■ STATED PROBLEM ■
Can you write out all of the material below, word for word?

■ PROVIDED DATA ■
* * *

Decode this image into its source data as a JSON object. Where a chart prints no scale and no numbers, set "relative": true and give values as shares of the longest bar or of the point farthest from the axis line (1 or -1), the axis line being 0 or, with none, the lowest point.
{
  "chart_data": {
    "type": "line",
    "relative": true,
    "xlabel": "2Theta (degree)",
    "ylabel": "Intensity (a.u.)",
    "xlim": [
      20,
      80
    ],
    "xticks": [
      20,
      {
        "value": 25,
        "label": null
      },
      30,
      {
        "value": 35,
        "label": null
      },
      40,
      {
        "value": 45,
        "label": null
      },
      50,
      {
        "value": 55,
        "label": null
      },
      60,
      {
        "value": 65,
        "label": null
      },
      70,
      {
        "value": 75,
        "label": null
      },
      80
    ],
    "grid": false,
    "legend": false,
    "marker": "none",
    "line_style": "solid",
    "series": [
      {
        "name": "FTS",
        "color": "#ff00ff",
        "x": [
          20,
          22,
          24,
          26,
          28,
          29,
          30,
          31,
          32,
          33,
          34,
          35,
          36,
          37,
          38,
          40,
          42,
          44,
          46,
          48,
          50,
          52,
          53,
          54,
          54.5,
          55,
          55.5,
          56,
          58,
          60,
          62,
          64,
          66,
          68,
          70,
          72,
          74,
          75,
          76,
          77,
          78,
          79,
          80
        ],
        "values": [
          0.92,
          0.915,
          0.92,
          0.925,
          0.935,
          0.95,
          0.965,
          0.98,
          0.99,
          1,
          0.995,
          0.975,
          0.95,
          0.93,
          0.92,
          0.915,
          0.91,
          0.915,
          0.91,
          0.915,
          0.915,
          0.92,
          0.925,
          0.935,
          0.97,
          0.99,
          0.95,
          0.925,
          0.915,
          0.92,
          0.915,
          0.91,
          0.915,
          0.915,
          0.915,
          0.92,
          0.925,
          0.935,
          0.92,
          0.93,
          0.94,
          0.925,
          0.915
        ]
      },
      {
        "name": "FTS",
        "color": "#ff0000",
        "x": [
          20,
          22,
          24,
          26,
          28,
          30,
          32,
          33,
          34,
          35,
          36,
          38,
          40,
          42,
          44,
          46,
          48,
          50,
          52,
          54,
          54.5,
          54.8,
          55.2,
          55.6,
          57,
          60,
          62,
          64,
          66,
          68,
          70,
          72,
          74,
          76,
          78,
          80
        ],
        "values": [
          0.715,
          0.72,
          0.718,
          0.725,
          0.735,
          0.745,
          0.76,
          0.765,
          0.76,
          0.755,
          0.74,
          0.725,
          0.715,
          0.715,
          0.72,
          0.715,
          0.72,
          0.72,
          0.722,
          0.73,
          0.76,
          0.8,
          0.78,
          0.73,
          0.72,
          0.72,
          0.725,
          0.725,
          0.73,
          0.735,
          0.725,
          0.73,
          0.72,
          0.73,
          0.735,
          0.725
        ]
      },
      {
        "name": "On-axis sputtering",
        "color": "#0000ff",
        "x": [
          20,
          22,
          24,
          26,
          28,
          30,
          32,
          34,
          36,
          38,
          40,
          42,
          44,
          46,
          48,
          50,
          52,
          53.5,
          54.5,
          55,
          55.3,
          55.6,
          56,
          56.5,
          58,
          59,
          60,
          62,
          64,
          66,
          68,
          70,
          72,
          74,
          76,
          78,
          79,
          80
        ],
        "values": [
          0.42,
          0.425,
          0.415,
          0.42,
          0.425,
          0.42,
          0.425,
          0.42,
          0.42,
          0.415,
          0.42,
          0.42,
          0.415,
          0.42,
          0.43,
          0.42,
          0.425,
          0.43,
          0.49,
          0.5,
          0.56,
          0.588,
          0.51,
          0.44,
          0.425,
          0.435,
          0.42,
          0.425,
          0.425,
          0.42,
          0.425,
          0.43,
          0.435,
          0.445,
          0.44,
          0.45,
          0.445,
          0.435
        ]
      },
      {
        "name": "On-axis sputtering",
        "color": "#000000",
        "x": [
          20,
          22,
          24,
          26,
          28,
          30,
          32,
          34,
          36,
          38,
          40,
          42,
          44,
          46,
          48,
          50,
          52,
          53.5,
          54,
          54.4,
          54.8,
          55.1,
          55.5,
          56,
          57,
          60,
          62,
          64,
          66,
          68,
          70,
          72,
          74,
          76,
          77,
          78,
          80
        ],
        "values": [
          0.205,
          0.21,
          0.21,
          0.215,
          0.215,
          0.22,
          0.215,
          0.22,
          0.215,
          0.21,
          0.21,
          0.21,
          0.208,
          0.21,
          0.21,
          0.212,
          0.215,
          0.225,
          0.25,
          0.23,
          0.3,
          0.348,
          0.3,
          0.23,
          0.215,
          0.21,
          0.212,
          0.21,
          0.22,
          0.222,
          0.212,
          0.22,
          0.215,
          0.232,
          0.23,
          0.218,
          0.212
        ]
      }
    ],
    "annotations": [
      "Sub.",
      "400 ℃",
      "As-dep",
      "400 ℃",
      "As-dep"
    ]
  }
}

* * *

■ WRITTEN REPLY ■
Decode this image into its source data as a JSON object. Where a chart prints no scale and no numbers, set "relative": true and give values as shares of the longest bar or of the point farthest from the axis line (1 or -1), the axis line being 0 or, with none, the lowest point.
{
  "chart_data": {
    "type": "line",
    "relative": true,
    "xlabel": "2Theta (degree)",
    "ylabel": "Intensity (a.u.)",
    "xlim": [
      20,
      80
    ],
    "xticks": [
      20,
      {
        "value": 25,
        "label": null
      },
      30,
      {
        "value": 35,
        "label": null
      },
      40,
      {
        "value": 45,
        "label": null
      },
      50,
      {
        "value": 55,
        "label": null
      },
      60,
      {
        "value": 65,
        "label": null
      },
      70,
      {
        "value": 75,
        "label": null
      },
      80
    ],
    "grid": false,
    "legend": false,
    "marker": "none",
    "line_style": "solid",
    "series": [
      {
        "name": "FTS",
        "color": "#ff00ff",
        "x": [
          20,
          22,
          24,
          26,
          28,
          29,
          30,
          31,
          32,
          33,
          34,
          35,
          36,
          37,
          38,
          40,
          42,
          44,
          46,
          48,
          50,
          52,
          53,
          54,
          54.5,
          55,
          55.5,
          56,
          58,
          60,
          62,
          64,
          66,
          68,
          70,
          72,
          74,
          75,
          76,
          77,
          78,
          79,
          80
        ],
        "values": [
          0.92,
          0.915,
          0.92,
          0.925,
          0.935,
          0.95,
          0.965,
          0.98,
          0.99,
          1,
          0.995,
          0.975,
          0.95,
          0.93,
          0.92,
          0.915,
          0.91,
          0.915,
          0.91,
          0.915,
          0.915,
          0.92,
          0.925,
          0.935,
          0.97,
          0.99,
          0.95,
          0.925,
          0.915,
          0.92,
          0.915,
          0.91,
          0.915,
          0.915,
          0.915,
          0.92,
          0.925,
          0.935,
          0.92,
          0.93,
          0.94,
          0.925,
          0.915
        ]
      },
      {
        "name": "FTS",
        "color": "#ff0000",
        "x": [
          20,
          22,
          24,
          26,
          28,
          30,
          32,
          33,
          34,
          35,
          36,
          38,
          40,
          42,
          44,
          46,
          48,
          50,
          52,
          54,
          54.5,
          54.8,
          55.2,
          55.6,
          57,
          60,
          62,
          64,
          66,
          68,
          70,
          72,
          74,
          76,
          78,
          80
        ],
        "values": [
          0.715,
          0.72,
          0.718,
          0.725,
          0.735,
          0.745,
          0.76,
          0.765,
          0.76,
          0.755,
          0.74,
          0.725,
          0.715,
          0.715,
          0.72,
          0.715,
          0.72,
          0.72,
          0.722,
          0.73,
          0.76,
          0.8,
          0.78,
          0.73,
          0.72,
          0.72,
          0.725,
          0.725,
          0.73,
          0.735,
          0.725,
          0.73,
          0.72,
          0.73,
          0.735,
          0.725
        ]
      },
      {
        "name": "On-axis sputtering",
        "color": "#0000ff",
        "x": [
          20,
          22,
          24,
          26,
          28,
          30,
          32,
          34,
          36,
          38,
          40,
          42,
          44,
          46,
          48,
          50,
          52,
          53.5,
          54.5,
          55,
          55.3,
          55.6,
          56,
          56.5,
          58,
          59,
          60,
          62,
          64,
          66,
          68,
          70,
          72,
          74,
          76,
          78,
          79,
          80
        ],
        "values": [
          0.42,
          0.425,
          0.415,
          0.42,
          0.425,
          0.42,
          0.425,
          0.42,
          0.42,
          0.415,
          0.42,
          0.42,
          0.415,
          0.42,
          0.43,
          0.42,
          0.425,
          0.43,
          0.49,
          0.5,
          0.56,
          0.588,
          0.51,
          0.44,
          0.425,
          0.435,
          0.42,
          0.425,
          0.425,
          0.42,
          0.425,
          0.43,
          0.435,
          0.445,
          0.44,
          0.45,
          0.445,
          0.435
        ]
      },
      {
        "name": "On-axis sputtering",
        "color": "#000000",
        "x": [
          20,
          22,
          24,
          26,
          28,
          30,
          32,
          34,
          36,
          38,
          40,
          42,
          44,
          46,
          48,
          50,
          52,
          53.5,
          54,
          54.4,
          54.8,
          55.1,
          55.5,
          56,
          57,
          60,
          62,
          64,
          66,
          68,
          70,
          72,
          74,
          76,
          77,
          78,
          80
        ],
        "values": [
          0.205,
          0.21,
          0.21,
          0.215,
          0.215,
          0.22,
          0.215,
          0.22,
          0.215,
          0.21,
          0.21,
          0.21,
          0.208,
          0.21,
          0.21,
          0.212,
          0.215,
          0.225,
          0.25,
          0.23,
          0.3,
          0.348,
          0.3,
          0.23,
          0.215,
          0.21,
          0.212,
          0.21,
          0.22,
          0.222,
          0.212,
          0.22,
          0.215,
          0.232,
          0.23,
          0.218,
          0.212
        ]
      }
    ],
    "annotations": [
      "Sub.",
      "400 ℃",
      "As-dep",
      "400 ℃",
      "As-dep"
    ]
  }
}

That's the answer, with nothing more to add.